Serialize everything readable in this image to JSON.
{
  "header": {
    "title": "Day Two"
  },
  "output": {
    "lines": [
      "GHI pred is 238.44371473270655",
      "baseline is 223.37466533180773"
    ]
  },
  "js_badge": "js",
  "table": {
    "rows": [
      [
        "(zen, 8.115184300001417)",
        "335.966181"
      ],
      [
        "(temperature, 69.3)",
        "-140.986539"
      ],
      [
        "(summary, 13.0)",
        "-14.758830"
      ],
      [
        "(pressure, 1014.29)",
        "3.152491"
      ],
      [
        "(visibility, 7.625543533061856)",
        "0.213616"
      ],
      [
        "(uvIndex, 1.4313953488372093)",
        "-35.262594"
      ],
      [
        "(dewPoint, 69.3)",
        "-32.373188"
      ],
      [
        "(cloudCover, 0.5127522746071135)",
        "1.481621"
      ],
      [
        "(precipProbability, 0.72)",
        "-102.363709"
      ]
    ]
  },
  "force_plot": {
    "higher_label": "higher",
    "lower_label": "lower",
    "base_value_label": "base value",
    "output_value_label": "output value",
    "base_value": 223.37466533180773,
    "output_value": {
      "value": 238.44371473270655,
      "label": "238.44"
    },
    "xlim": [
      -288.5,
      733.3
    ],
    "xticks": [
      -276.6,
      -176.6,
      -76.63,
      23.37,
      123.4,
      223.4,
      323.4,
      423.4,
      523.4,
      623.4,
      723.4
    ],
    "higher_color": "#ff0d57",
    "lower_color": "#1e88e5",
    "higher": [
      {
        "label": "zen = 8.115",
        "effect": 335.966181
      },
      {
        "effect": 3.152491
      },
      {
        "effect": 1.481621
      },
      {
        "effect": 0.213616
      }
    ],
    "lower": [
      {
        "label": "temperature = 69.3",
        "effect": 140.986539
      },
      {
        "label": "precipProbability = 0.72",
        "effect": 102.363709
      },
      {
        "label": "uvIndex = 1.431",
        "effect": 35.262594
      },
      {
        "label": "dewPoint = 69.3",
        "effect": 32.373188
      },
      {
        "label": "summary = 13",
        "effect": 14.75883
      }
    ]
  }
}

^^^^

Task instructions:
Select all lines with the word "precipProbability" from the entries above.

Written reply:
        "(precipProbability, 0.72)",
        "label": "precipProbability = 0.72",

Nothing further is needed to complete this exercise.